GIVEN EXERCISE
Extract every entry word for word. Skip the pictures.
__________________________________________________
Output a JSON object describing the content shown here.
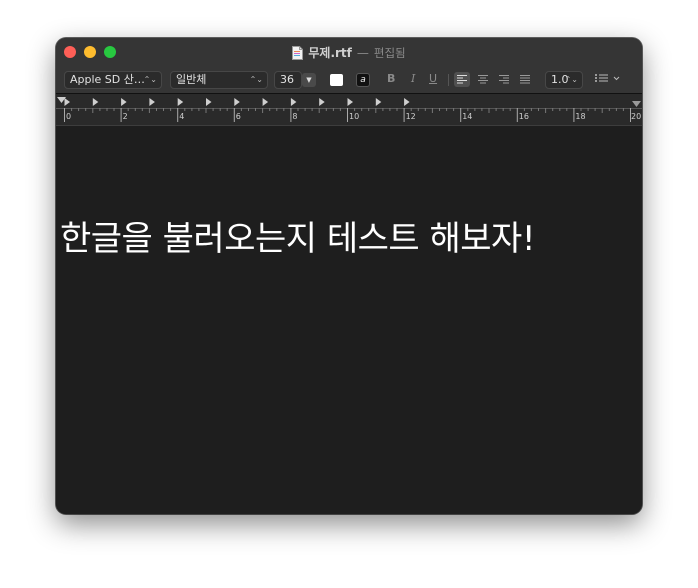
{
  "window": {
    "title": "무제.rtf",
    "separator": "—",
    "state": "편집됨"
  },
  "toolbar": {
    "font_family": "Apple SD 산…",
    "font_style": "일반체",
    "font_size": "36",
    "bold_label": "B",
    "italic_label": "I",
    "underline_label": "U",
    "line_spacing": "1.0",
    "text_color": "#ffffff",
    "highlight_label": "a",
    "alignment": "left"
  },
  "ruler": {
    "labels": [
      "0",
      "2",
      "4",
      "6",
      "8",
      "10",
      "12",
      "14",
      "16",
      "18",
      "20"
    ]
  },
  "document": {
    "text": "한글을 불러오는지 테스트 해보자!"
  },
  "colors": {
    "background": "#1e1e1e",
    "chrome": "#353535",
    "close": "#fe5f57",
    "minimize": "#febc2e",
    "maximize": "#28c840"
  }
}
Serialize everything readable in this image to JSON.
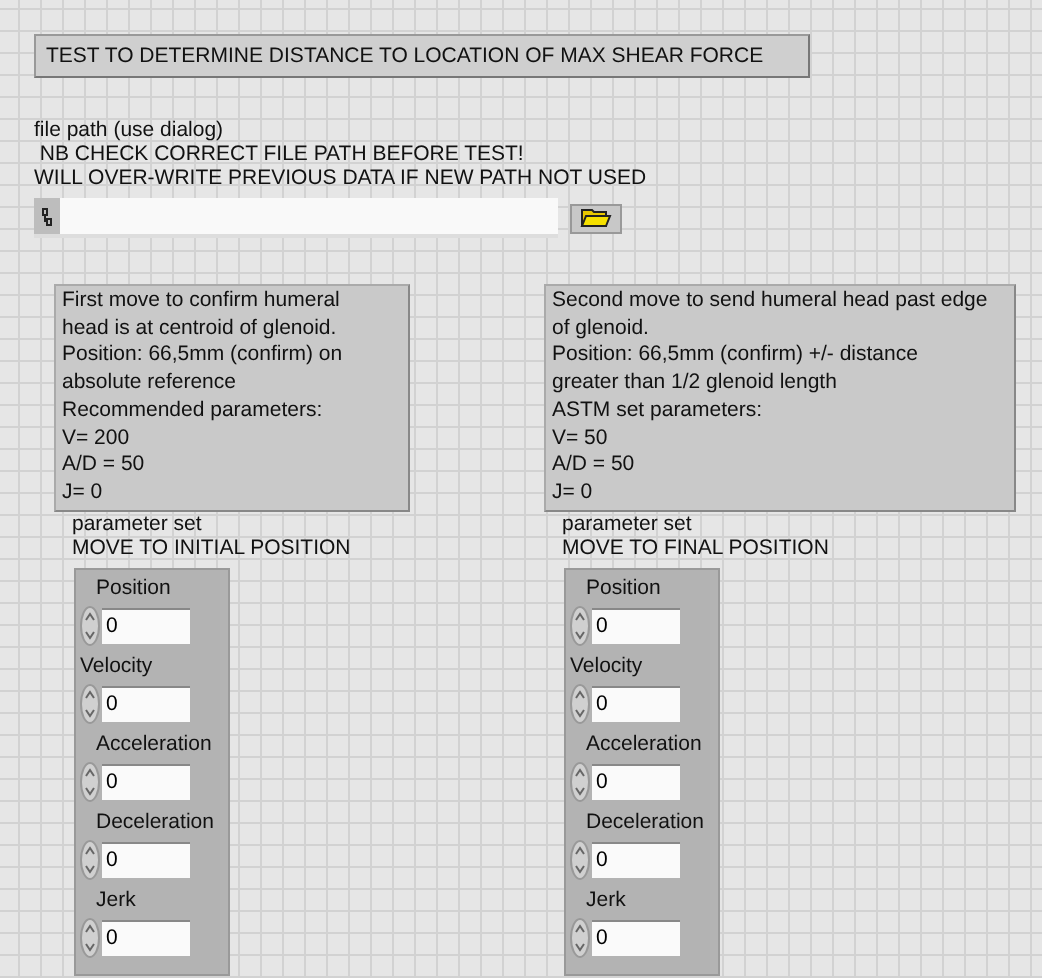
__________________________________________________
TASK SOLUTION
Output a JSON object describing the content shown here.
{
  "window": {
    "title": "무제.rtf",
    "separator": "—",
    "state": "편집됨"
  },
  "toolbar": {
    "font_family": "Apple SD 산…",
    "font_style": "일반체",
    "font_size": "36",
    "bold_label": "B",
    "italic_label": "I",
    "underline_label": "U",
    "line_spacing": "1.0",
    "text_color": "#ffffff",
    "highlight_label": "a",
    "alignment": "left"
  },
  "ruler": {
    "labels": [
      "0",
      "2",
      "4",
      "6",
      "8",
      "10",
      "12",
      "14",
      "16",
      "18",
      "20"
    ]
  },
  "document": {
    "text": "한글을 불러오는지 테스트 해보자!"
  },
  "colors": {
    "background": "#1e1e1e",
    "chrome": "#353535",
    "close": "#fe5f57",
    "minimize": "#febc2e",
    "maximize": "#28c840"
  }
}
Serialize everything readable in this image to JSON.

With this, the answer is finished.